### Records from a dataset

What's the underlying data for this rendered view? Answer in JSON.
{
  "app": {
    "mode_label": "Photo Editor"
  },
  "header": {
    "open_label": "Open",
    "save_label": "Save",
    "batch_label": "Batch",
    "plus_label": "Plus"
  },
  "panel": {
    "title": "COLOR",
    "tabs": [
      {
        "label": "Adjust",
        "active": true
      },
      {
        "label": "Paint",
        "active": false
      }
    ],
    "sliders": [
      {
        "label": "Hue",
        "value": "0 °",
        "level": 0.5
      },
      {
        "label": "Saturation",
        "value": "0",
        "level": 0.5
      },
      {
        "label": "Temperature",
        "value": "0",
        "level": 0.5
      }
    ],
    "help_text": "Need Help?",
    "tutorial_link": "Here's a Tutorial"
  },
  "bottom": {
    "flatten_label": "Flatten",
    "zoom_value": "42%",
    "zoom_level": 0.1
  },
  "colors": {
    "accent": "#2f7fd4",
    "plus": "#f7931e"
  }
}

### What is required
Take the listing above and write it out again exactly.

### Expected answer
What's the underlying data for this rendered view? Answer in JSON.
{
  "app": {
    "mode_label": "Photo Editor"
  },
  "header": {
    "open_label": "Open",
    "save_label": "Save",
    "batch_label": "Batch",
    "plus_label": "Plus"
  },
  "panel": {
    "title": "COLOR",
    "tabs": [
      {
        "label": "Adjust",
        "active": true
      },
      {
        "label": "Paint",
        "active": false
      }
    ],
    "sliders": [
      {
        "label": "Hue",
        "value": "0 °",
        "level": 0.5
      },
      {
        "label": "Saturation",
        "value": "0",
        "level": 0.5
      },
      {
        "label": "Temperature",
        "value": "0",
        "level": 0.5
      }
    ],
    "help_text": "Need Help?",
    "tutorial_link": "Here's a Tutorial"
  },
  "bottom": {
    "flatten_label": "Flatten",
    "zoom_value": "42%",
    "zoom_level": 0.1
  },
  "colors": {
    "accent": "#2f7fd4",
    "plus": "#f7931e"
  }
}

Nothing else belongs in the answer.